[Data records]
★ ★ ★

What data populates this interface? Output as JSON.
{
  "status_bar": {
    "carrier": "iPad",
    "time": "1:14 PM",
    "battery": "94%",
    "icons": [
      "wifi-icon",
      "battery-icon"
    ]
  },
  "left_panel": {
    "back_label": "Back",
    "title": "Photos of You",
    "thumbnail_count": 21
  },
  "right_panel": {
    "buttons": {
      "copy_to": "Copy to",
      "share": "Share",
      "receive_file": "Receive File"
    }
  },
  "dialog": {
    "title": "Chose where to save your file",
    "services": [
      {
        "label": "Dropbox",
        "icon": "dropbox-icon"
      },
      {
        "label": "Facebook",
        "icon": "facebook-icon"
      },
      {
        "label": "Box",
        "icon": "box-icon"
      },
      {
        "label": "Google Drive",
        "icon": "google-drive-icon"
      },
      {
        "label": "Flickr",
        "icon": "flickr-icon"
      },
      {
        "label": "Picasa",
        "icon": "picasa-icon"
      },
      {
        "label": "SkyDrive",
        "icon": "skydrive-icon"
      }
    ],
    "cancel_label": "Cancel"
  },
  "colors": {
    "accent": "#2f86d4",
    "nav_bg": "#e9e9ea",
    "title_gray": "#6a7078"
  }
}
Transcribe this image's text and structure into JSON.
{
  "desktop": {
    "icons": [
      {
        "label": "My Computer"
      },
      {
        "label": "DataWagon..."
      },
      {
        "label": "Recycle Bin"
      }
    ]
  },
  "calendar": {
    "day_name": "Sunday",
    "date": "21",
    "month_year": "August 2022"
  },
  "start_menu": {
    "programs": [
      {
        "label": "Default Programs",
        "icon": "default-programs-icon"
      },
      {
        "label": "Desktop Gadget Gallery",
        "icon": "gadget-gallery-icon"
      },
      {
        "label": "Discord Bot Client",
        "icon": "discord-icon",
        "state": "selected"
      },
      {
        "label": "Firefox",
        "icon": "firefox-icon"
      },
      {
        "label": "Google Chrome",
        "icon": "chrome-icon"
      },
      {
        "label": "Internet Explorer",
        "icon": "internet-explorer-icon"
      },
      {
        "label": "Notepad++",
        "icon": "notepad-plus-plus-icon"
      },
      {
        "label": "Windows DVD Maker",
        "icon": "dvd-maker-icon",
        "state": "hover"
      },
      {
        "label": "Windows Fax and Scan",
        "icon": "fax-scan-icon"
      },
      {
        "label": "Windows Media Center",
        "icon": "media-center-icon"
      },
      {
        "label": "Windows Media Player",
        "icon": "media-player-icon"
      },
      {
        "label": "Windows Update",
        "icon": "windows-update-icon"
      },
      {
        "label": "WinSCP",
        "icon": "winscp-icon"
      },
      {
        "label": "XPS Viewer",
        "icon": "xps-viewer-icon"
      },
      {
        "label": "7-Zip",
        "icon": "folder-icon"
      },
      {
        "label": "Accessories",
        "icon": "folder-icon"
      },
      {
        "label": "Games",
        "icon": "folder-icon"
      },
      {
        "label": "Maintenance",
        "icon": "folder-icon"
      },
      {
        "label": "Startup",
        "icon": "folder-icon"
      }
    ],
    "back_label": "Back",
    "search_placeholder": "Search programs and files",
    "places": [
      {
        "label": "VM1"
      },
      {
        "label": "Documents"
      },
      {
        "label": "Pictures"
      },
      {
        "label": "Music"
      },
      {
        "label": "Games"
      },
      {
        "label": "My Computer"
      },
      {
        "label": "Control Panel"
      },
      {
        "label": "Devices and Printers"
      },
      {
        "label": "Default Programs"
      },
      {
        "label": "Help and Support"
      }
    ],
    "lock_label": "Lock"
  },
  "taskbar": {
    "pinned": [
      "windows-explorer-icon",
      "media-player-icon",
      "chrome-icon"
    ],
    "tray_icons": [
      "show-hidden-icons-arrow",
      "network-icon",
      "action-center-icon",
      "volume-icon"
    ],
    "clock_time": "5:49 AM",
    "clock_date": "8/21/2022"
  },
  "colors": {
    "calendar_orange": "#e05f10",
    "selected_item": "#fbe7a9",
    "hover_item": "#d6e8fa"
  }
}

★ ★ ★

**WHAT TO DO**
Extract each entry in full and write it down exactly.

**FULL OUTPUT**
What data populates this interface? Output as JSON.
{
  "status_bar": {
    "carrier": "iPad",
    "time": "1:14 PM",
    "battery": "94%",
    "icons": [
      "wifi-icon",
      "battery-icon"
    ]
  },
  "left_panel": {
    "back_label": "Back",
    "title": "Photos of You",
    "thumbnail_count": 21
  },
  "right_panel": {
    "buttons": {
      "copy_to": "Copy to",
      "share": "Share",
      "receive_file": "Receive File"
    }
  },
  "dialog": {
    "title": "Chose where to save your file",
    "services": [
      {
        "label": "Dropbox",
        "icon": "dropbox-icon"
      },
      {
        "label": "Facebook",
        "icon": "facebook-icon"
      },
      {
        "label": "Box",
        "icon": "box-icon"
      },
      {
        "label": "Google Drive",
        "icon": "google-drive-icon"
      },
      {
        "label": "Flickr",
        "icon": "flickr-icon"
      },
      {
        "label": "Picasa",
        "icon": "picasa-icon"
      },
      {
        "label": "SkyDrive",
        "icon": "skydrive-icon"
      }
    ],
    "cancel_label": "Cancel"
  },
  "colors": {
    "accent": "#2f86d4",
    "nav_bg": "#e9e9ea",
    "title_gray": "#6a7078"
  }
}
Transcribe this image's text and structure into JSON.
{
  "desktop": {
    "icons": [
      {
        "label": "My Computer"
      },
      {
        "label": "DataWagon..."
      },
      {
        "label": "Recycle Bin"
      }
    ]
  },
  "calendar": {
    "day_name": "Sunday",
    "date": "21",
    "month_year": "August 2022"
  },
  "start_menu": {
    "programs": [
      {
        "label": "Default Programs",
        "icon": "default-programs-icon"
      },
      {
        "label": "Desktop Gadget Gallery",
        "icon": "gadget-gallery-icon"
      },
      {
        "label": "Discord Bot Client",
        "icon": "discord-icon",
        "state": "selected"
      },
      {
        "label": "Firefox",
        "icon": "firefox-icon"
      },
      {
        "label": "Google Chrome",
        "icon": "chrome-icon"
      },
      {
        "label": "Internet Explorer",
        "icon": "internet-explorer-icon"
      },
      {
        "label": "Notepad++",
        "icon": "notepad-plus-plus-icon"
      },
      {
        "label": "Windows DVD Maker",
        "icon": "dvd-maker-icon",
        "state": "hover"
      },
      {
        "label": "Windows Fax and Scan",
        "icon": "fax-scan-icon"
      },
      {
        "label": "Windows Media Center",
        "icon": "media-center-icon"
      },
      {
        "label": "Windows Media Player",
        "icon": "media-player-icon"
      },
      {
        "label": "Windows Update",
        "icon": "windows-update-icon"
      },
      {
        "label": "WinSCP",
        "icon": "winscp-icon"
      },
      {
        "label": "XPS Viewer",
        "icon": "xps-viewer-icon"
      },
      {
        "label": "7-Zip",
        "icon": "folder-icon"
      },
      {
        "label": "Accessories",
        "icon": "folder-icon"
      },
      {
        "label": "Games",
        "icon": "folder-icon"
      },
      {
        "label": "Maintenance",
        "icon": "folder-icon"
      },
      {
        "label": "Startup",
        "icon": "folder-icon"
      }
    ],
    "back_label": "Back",
    "search_placeholder": "Search programs and files",
    "places": [
      {
        "label": "VM1"
      },
      {
        "label": "Documents"
      },
      {
        "label": "Pictures"
      },
      {
        "label": "Music"
      },
      {
        "label": "Games"
      },
      {
        "label": "My Computer"
      },
      {
        "label": "Control Panel"
      },
      {
        "label": "Devices and Printers"
      },
      {
        "label": "Default Programs"
      },
      {
        "label": "Help and Support"
      }
    ],
    "lock_label": "Lock"
  },
  "taskbar": {
    "pinned": [
      "windows-explorer-icon",
      "media-player-icon",
      "chrome-icon"
    ],
    "tray_icons": [
      "show-hidden-icons-arrow",
      "network-icon",
      "action-center-icon",
      "volume-icon"
    ],
    "clock_time": "5:49 AM",
    "clock_date": "8/21/2022"
  },
  "colors": {
    "calendar_orange": "#e05f10",
    "selected_item": "#fbe7a9",
    "hover_item": "#d6e8fa"
  }
}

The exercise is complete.